**INPUT RECORDS:**
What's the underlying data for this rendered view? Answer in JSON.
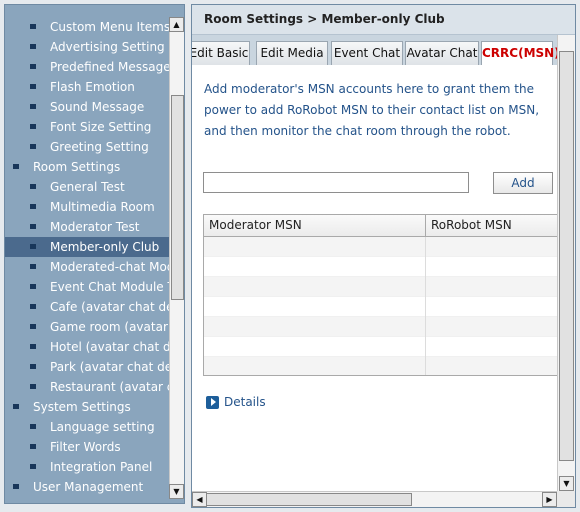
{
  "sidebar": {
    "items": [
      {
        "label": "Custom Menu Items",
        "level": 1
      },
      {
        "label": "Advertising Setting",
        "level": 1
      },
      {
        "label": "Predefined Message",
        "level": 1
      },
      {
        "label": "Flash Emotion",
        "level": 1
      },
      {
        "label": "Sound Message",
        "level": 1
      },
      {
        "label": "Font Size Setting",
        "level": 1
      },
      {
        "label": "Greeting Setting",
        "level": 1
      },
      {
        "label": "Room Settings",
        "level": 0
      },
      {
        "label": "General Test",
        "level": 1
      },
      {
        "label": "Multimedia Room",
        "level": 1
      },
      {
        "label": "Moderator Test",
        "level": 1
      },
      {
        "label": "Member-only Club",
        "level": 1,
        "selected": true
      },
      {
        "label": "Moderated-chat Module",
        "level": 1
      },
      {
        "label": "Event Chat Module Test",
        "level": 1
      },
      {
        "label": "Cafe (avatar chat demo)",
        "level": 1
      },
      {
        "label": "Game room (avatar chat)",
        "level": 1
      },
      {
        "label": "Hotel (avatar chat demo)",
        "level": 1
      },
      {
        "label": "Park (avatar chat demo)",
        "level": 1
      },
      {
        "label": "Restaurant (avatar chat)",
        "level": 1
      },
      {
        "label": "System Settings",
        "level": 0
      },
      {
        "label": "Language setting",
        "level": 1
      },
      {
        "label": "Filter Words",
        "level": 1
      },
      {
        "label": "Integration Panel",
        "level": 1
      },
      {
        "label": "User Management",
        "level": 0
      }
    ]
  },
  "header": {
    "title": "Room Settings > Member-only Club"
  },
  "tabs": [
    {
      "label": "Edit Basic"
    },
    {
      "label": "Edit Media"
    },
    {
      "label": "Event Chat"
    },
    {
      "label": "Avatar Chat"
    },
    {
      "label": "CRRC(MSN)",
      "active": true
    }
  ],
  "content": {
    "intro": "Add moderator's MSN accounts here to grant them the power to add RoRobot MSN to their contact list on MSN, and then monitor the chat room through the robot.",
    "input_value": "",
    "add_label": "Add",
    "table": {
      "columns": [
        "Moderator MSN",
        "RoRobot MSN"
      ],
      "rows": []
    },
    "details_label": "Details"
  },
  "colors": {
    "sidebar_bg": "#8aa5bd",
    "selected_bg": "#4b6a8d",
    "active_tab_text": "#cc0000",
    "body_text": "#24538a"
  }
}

**WHAT YOU SHOULD DO:**
Drop the pictures and reproduce the rest of the entries above exactly.

**EXERCISE OUTPUT:**
What's the underlying data for this rendered view? Answer in JSON.
{
  "sidebar": {
    "items": [
      {
        "label": "Custom Menu Items",
        "level": 1
      },
      {
        "label": "Advertising Setting",
        "level": 1
      },
      {
        "label": "Predefined Message",
        "level": 1
      },
      {
        "label": "Flash Emotion",
        "level": 1
      },
      {
        "label": "Sound Message",
        "level": 1
      },
      {
        "label": "Font Size Setting",
        "level": 1
      },
      {
        "label": "Greeting Setting",
        "level": 1
      },
      {
        "label": "Room Settings",
        "level": 0
      },
      {
        "label": "General Test",
        "level": 1
      },
      {
        "label": "Multimedia Room",
        "level": 1
      },
      {
        "label": "Moderator Test",
        "level": 1
      },
      {
        "label": "Member-only Club",
        "level": 1,
        "selected": true
      },
      {
        "label": "Moderated-chat Module",
        "level": 1
      },
      {
        "label": "Event Chat Module Test",
        "level": 1
      },
      {
        "label": "Cafe (avatar chat demo)",
        "level": 1
      },
      {
        "label": "Game room (avatar chat)",
        "level": 1
      },
      {
        "label": "Hotel (avatar chat demo)",
        "level": 1
      },
      {
        "label": "Park (avatar chat demo)",
        "level": 1
      },
      {
        "label": "Restaurant (avatar chat)",
        "level": 1
      },
      {
        "label": "System Settings",
        "level": 0
      },
      {
        "label": "Language setting",
        "level": 1
      },
      {
        "label": "Filter Words",
        "level": 1
      },
      {
        "label": "Integration Panel",
        "level": 1
      },
      {
        "label": "User Management",
        "level": 0
      }
    ]
  },
  "header": {
    "title": "Room Settings > Member-only Club"
  },
  "tabs": [
    {
      "label": "Edit Basic"
    },
    {
      "label": "Edit Media"
    },
    {
      "label": "Event Chat"
    },
    {
      "label": "Avatar Chat"
    },
    {
      "label": "CRRC(MSN)",
      "active": true
    }
  ],
  "content": {
    "intro": "Add moderator's MSN accounts here to grant them the power to add RoRobot MSN to their contact list on MSN, and then monitor the chat room through the robot.",
    "input_value": "",
    "add_label": "Add",
    "table": {
      "columns": [
        "Moderator MSN",
        "RoRobot MSN"
      ],
      "rows": []
    },
    "details_label": "Details"
  },
  "colors": {
    "sidebar_bg": "#8aa5bd",
    "selected_bg": "#4b6a8d",
    "active_tab_text": "#cc0000",
    "body_text": "#24538a"
  }
}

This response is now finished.